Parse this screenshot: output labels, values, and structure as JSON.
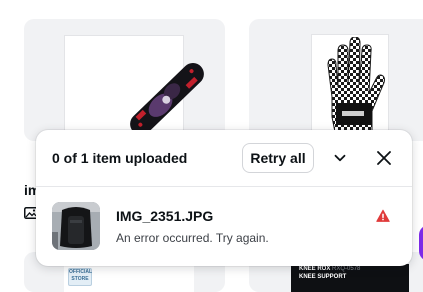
{
  "background": {
    "partial_label": "im",
    "image_type_icon": "image-icon",
    "store_badge_text": "OFFICIAL STORE",
    "product_title": "KNEE ROX",
    "product_code": "RXQ-0578",
    "product_subtitle": "KNEE SUPPORT"
  },
  "upload_panel": {
    "status_text": "0 of 1 item uploaded",
    "retry_all_label": "Retry all",
    "collapse_icon": "chevron-down-icon",
    "close_icon": "close-icon",
    "files": [
      {
        "name": "IMG_2351.JPG",
        "message": "An error occurred. Try again.",
        "status_icon": "warning-icon"
      }
    ]
  },
  "colors": {
    "error": "#e03b3b",
    "brand_purple": "#7d2ae8",
    "card_bg": "#f1f2f4"
  }
}
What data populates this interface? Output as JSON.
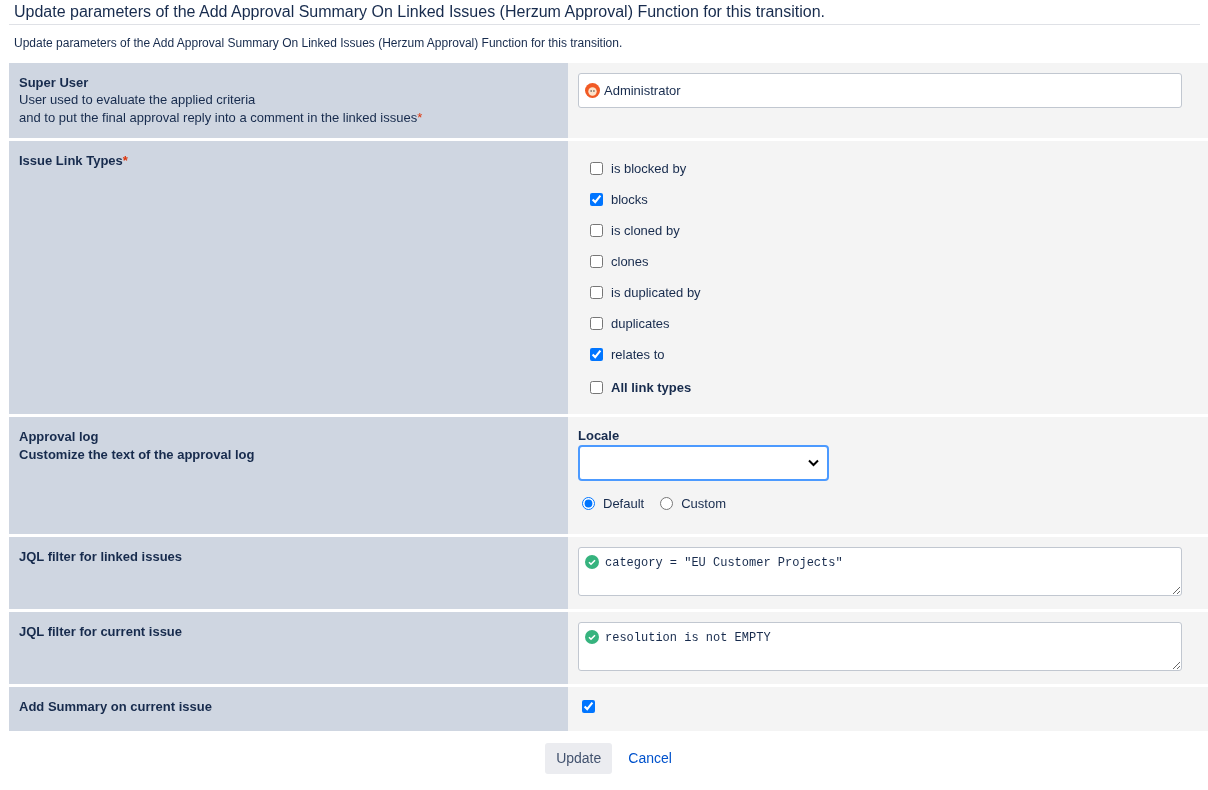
{
  "heading": "Update parameters of the Add Approval Summary On Linked Issues (Herzum Approval) Function for this transition.",
  "intro": "Update parameters of the Add Approval Summary On Linked Issues (Herzum Approval) Function for this transition.",
  "fields": [
    {
      "kind": "user",
      "label": "Super User",
      "description": [
        "User used to evaluate the applied criteria",
        "and to put the final approval reply into a comment in the linked issues"
      ],
      "required_mark": "*",
      "value": "Administrator"
    },
    {
      "kind": "checkboxes",
      "label": "Issue Link Types",
      "required_mark": "*",
      "options": [
        {
          "label": "is blocked by",
          "checked": false,
          "bold": false
        },
        {
          "label": "blocks",
          "checked": true,
          "bold": false
        },
        {
          "label": "is cloned by",
          "checked": false,
          "bold": false
        },
        {
          "label": "clones",
          "checked": false,
          "bold": false
        },
        {
          "label": "is duplicated by",
          "checked": false,
          "bold": false
        },
        {
          "label": "duplicates",
          "checked": false,
          "bold": false
        },
        {
          "label": "relates to",
          "checked": true,
          "bold": false
        },
        {
          "label": "All link types",
          "checked": false,
          "bold": true
        }
      ]
    },
    {
      "kind": "approval_log",
      "label": "Approval log",
      "subtitle": "Customize the text of the approval log",
      "select_label": "Locale",
      "radios": [
        {
          "label": "Default",
          "selected": true
        },
        {
          "label": "Custom",
          "selected": false
        }
      ]
    },
    {
      "kind": "jql",
      "label": "JQL filter for linked issues",
      "value": "category = \"EU Customer Projects\"",
      "valid": true
    },
    {
      "kind": "jql",
      "label": "JQL filter for current issue",
      "value": "resolution is not EMPTY",
      "valid": true
    },
    {
      "kind": "checkbox",
      "label": "Add Summary on current issue",
      "checked": true
    }
  ],
  "buttons": {
    "submit": "Update",
    "cancel": "Cancel"
  }
}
++++++++
WHAT THE TASK ASKS —
Count every line in the preceding entries where the string "filter" appears, then state only the total.

WRITTEN ANSWER —
2